(Source records)
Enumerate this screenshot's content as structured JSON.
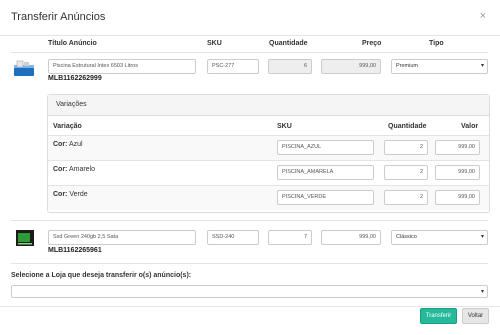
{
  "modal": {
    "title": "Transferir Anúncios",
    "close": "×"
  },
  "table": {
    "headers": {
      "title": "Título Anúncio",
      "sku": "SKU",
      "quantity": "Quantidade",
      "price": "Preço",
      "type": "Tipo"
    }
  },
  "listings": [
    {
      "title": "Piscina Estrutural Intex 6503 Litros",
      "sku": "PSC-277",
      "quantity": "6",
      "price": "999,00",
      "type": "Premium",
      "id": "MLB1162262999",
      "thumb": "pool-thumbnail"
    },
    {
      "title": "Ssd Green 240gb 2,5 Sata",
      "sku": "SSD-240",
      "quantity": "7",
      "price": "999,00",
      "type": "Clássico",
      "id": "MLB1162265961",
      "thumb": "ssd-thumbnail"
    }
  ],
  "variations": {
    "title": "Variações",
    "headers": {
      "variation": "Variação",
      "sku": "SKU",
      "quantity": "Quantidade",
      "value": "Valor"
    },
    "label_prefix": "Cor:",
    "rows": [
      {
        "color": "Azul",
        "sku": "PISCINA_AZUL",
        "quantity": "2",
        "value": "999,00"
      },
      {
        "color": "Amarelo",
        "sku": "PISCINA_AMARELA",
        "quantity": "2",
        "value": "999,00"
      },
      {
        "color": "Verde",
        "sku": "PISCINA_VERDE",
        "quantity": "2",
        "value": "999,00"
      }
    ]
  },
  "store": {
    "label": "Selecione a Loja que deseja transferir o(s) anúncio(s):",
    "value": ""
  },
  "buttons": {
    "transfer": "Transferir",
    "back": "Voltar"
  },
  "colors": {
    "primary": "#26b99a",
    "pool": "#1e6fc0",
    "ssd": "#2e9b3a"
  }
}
--
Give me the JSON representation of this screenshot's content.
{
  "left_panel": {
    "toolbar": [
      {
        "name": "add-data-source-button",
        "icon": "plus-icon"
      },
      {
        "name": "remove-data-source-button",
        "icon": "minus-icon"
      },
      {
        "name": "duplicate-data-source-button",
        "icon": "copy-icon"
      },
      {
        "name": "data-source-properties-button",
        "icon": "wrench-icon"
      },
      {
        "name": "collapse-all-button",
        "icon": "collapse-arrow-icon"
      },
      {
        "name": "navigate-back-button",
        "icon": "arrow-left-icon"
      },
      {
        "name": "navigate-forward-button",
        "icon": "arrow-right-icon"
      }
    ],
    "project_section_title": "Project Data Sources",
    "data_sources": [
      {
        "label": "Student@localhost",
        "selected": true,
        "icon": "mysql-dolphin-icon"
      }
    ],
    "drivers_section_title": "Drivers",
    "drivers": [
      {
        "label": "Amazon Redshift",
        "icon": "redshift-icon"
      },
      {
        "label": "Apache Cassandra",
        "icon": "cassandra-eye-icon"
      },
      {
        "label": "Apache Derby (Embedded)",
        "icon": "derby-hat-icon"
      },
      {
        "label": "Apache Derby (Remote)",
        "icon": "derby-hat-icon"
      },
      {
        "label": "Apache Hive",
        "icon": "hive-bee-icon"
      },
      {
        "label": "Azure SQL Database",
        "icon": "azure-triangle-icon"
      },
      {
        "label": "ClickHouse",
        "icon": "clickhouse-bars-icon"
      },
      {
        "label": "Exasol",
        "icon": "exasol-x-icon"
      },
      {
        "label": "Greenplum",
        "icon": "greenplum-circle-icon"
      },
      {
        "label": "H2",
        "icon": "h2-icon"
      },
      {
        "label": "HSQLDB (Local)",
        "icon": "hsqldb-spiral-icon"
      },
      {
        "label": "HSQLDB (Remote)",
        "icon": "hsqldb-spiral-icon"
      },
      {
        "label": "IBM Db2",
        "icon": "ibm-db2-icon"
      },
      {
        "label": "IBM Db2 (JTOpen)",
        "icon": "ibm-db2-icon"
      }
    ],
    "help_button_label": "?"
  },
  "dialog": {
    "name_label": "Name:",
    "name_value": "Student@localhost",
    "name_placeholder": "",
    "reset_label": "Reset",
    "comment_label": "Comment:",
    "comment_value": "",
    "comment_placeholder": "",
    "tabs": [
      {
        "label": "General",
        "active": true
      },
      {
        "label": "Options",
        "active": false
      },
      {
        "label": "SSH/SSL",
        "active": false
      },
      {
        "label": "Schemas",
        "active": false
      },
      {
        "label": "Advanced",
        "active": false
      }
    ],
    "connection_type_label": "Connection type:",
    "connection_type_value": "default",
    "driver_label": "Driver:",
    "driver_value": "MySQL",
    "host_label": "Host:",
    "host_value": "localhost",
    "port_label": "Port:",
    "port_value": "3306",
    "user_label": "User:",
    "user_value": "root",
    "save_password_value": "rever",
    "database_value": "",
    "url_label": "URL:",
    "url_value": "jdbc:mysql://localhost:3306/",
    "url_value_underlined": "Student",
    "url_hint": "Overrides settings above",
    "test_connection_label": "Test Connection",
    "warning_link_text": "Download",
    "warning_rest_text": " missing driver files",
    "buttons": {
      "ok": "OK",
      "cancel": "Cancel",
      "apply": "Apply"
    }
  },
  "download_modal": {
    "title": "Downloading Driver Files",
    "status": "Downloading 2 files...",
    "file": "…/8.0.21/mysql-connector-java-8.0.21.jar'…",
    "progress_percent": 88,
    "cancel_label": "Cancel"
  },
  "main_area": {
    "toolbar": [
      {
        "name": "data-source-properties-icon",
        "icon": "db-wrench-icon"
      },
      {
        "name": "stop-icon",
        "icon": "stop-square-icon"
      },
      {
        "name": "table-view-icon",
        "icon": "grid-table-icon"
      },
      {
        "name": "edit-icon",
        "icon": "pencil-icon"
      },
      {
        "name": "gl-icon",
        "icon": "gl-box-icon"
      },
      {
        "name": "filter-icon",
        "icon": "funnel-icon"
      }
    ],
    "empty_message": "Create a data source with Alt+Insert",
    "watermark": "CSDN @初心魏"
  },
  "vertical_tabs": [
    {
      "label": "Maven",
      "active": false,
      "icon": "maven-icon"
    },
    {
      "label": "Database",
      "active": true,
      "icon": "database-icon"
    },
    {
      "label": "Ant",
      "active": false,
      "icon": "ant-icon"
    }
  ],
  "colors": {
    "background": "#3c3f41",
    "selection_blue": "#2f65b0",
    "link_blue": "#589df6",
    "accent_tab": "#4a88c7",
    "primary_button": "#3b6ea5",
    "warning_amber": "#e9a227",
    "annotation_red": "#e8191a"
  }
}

TASK OBJECTIVE – Every line containing the string "properties" must be listed.

EXERCISE OUTPUT –
        "name": "data-source-properties-button",
        "name": "data-source-properties-icon",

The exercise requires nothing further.